__Work required__. Give the listing again exactly, omitting its images.

--- BEGIN Input data ---

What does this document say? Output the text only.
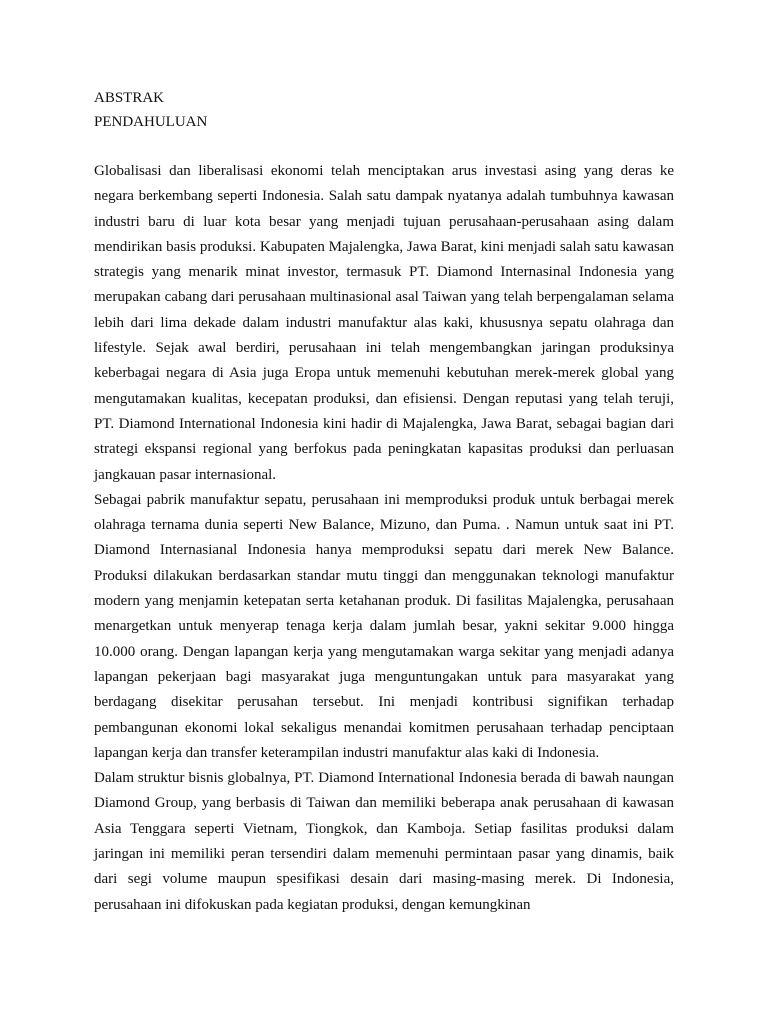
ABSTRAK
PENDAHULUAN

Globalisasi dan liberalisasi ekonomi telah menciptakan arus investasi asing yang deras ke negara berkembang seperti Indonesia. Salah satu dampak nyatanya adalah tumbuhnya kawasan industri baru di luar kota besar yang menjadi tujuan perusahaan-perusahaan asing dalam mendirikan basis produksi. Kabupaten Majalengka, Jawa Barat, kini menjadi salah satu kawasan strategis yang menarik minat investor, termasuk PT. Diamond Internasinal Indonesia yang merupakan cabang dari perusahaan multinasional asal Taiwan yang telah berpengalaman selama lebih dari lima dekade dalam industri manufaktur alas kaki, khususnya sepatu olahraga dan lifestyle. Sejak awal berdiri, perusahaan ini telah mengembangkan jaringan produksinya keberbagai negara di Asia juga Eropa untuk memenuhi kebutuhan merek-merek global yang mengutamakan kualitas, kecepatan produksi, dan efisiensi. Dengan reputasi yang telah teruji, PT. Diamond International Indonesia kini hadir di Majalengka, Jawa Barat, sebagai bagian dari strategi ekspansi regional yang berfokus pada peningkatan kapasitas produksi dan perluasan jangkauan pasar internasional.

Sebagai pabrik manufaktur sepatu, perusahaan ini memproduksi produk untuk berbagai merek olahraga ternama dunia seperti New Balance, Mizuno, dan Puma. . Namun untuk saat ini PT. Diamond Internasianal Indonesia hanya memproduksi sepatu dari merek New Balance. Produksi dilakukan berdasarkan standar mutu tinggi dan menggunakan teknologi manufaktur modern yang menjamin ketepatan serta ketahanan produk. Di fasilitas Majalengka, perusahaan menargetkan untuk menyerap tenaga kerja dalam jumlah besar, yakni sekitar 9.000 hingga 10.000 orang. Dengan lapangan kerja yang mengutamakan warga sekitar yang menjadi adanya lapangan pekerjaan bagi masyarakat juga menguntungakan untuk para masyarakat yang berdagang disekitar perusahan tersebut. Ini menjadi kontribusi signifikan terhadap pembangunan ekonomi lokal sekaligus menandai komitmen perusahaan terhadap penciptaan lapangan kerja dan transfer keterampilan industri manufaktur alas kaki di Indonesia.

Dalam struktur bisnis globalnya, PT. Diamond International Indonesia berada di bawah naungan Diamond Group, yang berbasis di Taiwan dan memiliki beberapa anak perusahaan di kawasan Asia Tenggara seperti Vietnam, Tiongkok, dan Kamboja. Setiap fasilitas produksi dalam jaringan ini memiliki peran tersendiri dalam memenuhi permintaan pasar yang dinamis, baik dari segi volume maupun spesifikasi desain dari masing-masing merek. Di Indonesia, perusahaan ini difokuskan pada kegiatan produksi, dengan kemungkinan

--- END Input data ---

__Solution to this problem__.
What does this document say? Output the text only.
ABSTRAK
PENDAHULUAN

Globalisasi dan liberalisasi ekonomi telah menciptakan arus investasi asing yang deras ke negara berkembang seperti Indonesia. Salah satu dampak nyatanya adalah tumbuhnya kawasan industri baru di luar kota besar yang menjadi tujuan perusahaan-perusahaan asing dalam mendirikan basis produksi. Kabupaten Majalengka, Jawa Barat, kini menjadi salah satu kawasan strategis yang menarik minat investor, termasuk PT. Diamond Internasinal Indonesia yang merupakan cabang dari perusahaan multinasional asal Taiwan yang telah berpengalaman selama lebih dari lima dekade dalam industri manufaktur alas kaki, khususnya sepatu olahraga dan lifestyle. Sejak awal berdiri, perusahaan ini telah mengembangkan jaringan produksinya keberbagai negara di Asia juga Eropa untuk memenuhi kebutuhan merek-merek global yang mengutamakan kualitas, kecepatan produksi, dan efisiensi. Dengan reputasi yang telah teruji, PT. Diamond International Indonesia kini hadir di Majalengka, Jawa Barat, sebagai bagian dari strategi ekspansi regional yang berfokus pada peningkatan kapasitas produksi dan perluasan jangkauan pasar internasional.

Sebagai pabrik manufaktur sepatu, perusahaan ini memproduksi produk untuk berbagai merek olahraga ternama dunia seperti New Balance, Mizuno, dan Puma. . Namun untuk saat ini PT. Diamond Internasianal Indonesia hanya memproduksi sepatu dari merek New Balance. Produksi dilakukan berdasarkan standar mutu tinggi dan menggunakan teknologi manufaktur modern yang menjamin ketepatan serta ketahanan produk. Di fasilitas Majalengka, perusahaan menargetkan untuk menyerap tenaga kerja dalam jumlah besar, yakni sekitar 9.000 hingga 10.000 orang. Dengan lapangan kerja yang mengutamakan warga sekitar yang menjadi adanya lapangan pekerjaan bagi masyarakat juga menguntungakan untuk para masyarakat yang berdagang disekitar perusahan tersebut. Ini menjadi kontribusi signifikan terhadap pembangunan ekonomi lokal sekaligus menandai komitmen perusahaan terhadap penciptaan lapangan kerja dan transfer keterampilan industri manufaktur alas kaki di Indonesia.

Dalam struktur bisnis globalnya, PT. Diamond International Indonesia berada di bawah naungan Diamond Group, yang berbasis di Taiwan dan memiliki beberapa anak perusahaan di kawasan Asia Tenggara seperti Vietnam, Tiongkok, dan Kamboja. Setiap fasilitas produksi dalam jaringan ini memiliki peran tersendiri dalam memenuhi permintaan pasar yang dinamis, baik dari segi volume maupun spesifikasi desain dari masing-masing merek. Di Indonesia, perusahaan ini difokuskan pada kegiatan produksi, dengan kemungkinan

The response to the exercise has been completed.